[Figure record extracts]
..........

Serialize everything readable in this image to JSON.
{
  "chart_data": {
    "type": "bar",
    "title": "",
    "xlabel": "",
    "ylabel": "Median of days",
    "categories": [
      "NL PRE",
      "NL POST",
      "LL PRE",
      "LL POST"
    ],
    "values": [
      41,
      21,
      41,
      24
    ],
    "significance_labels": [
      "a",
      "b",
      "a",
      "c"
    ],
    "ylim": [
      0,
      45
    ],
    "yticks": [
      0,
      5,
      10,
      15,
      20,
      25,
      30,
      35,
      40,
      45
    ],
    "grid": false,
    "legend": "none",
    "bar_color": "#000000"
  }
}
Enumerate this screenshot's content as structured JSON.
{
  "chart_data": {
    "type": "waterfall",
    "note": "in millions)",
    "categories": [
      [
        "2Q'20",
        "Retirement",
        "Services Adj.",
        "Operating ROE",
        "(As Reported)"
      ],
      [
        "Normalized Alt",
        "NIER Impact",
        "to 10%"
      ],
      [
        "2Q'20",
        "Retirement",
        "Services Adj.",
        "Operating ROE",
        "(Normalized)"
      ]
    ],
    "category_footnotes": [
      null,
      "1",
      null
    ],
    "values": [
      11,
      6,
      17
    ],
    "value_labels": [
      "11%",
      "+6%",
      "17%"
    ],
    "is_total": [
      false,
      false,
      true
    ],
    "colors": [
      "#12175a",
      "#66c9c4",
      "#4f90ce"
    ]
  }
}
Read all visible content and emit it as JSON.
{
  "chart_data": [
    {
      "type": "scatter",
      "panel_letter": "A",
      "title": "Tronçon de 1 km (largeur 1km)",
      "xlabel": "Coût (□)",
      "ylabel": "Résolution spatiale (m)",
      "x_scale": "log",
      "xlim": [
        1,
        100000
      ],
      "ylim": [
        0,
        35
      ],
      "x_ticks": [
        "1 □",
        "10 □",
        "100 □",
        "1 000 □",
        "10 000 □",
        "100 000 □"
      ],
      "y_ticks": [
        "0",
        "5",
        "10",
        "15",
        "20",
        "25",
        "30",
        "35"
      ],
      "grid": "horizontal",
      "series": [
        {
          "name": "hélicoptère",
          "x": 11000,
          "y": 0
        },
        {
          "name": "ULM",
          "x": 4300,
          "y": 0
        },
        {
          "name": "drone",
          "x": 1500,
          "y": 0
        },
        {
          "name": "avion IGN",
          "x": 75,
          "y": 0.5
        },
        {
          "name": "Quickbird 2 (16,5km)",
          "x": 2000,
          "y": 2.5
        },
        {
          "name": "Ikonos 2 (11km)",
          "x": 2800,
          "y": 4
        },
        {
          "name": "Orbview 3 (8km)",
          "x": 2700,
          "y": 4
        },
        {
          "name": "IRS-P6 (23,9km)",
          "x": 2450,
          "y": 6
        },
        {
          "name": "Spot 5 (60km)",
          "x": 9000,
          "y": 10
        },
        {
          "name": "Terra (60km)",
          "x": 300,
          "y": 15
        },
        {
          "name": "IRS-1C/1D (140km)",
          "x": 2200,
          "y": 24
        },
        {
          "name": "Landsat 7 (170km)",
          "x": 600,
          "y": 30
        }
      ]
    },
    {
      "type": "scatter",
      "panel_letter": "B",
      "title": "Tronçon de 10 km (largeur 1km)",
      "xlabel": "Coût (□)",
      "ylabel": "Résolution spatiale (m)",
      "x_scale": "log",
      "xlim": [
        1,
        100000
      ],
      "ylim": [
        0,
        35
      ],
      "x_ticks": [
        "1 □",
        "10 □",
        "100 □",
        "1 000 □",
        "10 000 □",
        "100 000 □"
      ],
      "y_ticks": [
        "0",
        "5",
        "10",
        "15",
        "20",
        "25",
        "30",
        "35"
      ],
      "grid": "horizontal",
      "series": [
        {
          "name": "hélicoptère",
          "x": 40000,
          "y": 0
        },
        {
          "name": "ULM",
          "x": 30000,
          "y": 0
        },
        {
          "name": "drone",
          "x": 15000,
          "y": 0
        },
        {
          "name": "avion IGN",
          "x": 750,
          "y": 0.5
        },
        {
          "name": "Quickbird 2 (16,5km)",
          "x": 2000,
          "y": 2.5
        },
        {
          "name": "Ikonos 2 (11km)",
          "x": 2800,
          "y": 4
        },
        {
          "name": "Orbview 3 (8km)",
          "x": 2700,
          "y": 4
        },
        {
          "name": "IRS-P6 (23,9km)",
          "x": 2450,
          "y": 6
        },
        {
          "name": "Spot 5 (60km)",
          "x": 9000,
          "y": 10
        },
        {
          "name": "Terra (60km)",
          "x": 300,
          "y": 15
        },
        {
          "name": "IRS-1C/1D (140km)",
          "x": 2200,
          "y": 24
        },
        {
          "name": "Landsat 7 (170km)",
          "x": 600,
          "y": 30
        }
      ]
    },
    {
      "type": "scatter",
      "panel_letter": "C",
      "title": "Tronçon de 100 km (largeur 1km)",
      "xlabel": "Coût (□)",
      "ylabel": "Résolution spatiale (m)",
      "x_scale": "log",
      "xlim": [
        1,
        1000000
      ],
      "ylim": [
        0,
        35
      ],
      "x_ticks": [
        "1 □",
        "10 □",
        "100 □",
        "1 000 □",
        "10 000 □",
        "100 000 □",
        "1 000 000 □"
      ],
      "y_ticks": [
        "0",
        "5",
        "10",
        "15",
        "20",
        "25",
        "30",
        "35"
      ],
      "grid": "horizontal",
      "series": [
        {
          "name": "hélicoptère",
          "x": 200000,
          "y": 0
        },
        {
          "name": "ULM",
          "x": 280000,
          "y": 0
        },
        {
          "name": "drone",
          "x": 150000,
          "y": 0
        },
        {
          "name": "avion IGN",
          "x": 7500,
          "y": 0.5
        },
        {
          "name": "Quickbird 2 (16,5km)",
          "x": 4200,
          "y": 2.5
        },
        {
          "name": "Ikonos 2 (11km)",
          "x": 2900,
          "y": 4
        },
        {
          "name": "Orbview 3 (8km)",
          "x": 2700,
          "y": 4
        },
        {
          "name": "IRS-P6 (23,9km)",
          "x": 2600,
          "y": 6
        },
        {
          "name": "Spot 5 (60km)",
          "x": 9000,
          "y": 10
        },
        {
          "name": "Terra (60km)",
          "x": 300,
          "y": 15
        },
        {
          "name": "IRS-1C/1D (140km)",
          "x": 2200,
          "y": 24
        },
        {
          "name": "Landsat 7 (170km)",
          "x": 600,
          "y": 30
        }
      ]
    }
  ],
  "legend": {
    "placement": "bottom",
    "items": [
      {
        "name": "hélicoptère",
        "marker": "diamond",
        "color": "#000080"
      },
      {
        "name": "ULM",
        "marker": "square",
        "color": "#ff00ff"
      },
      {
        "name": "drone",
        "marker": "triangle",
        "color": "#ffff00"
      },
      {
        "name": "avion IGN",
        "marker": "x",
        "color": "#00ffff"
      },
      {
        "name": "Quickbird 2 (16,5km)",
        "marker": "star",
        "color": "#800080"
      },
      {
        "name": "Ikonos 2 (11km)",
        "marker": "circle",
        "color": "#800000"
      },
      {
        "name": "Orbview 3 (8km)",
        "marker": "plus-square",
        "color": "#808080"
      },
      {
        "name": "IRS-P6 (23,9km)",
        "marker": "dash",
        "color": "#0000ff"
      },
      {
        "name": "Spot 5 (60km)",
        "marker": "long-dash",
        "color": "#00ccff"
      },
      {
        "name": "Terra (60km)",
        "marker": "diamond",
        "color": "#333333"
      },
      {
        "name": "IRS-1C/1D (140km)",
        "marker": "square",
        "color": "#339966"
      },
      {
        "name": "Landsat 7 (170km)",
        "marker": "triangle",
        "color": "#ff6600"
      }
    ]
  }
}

..........

=== Required work ===
Locate the word "Tronçon" in the records and collect each line it appears in.

=== Answer to the task ===
      "title": "Tronçon de 1 km (largeur 1km)",
      "title": "Tronçon de 10 km (largeur 1km)",
      "title": "Tronçon de 100 km (largeur 1km)",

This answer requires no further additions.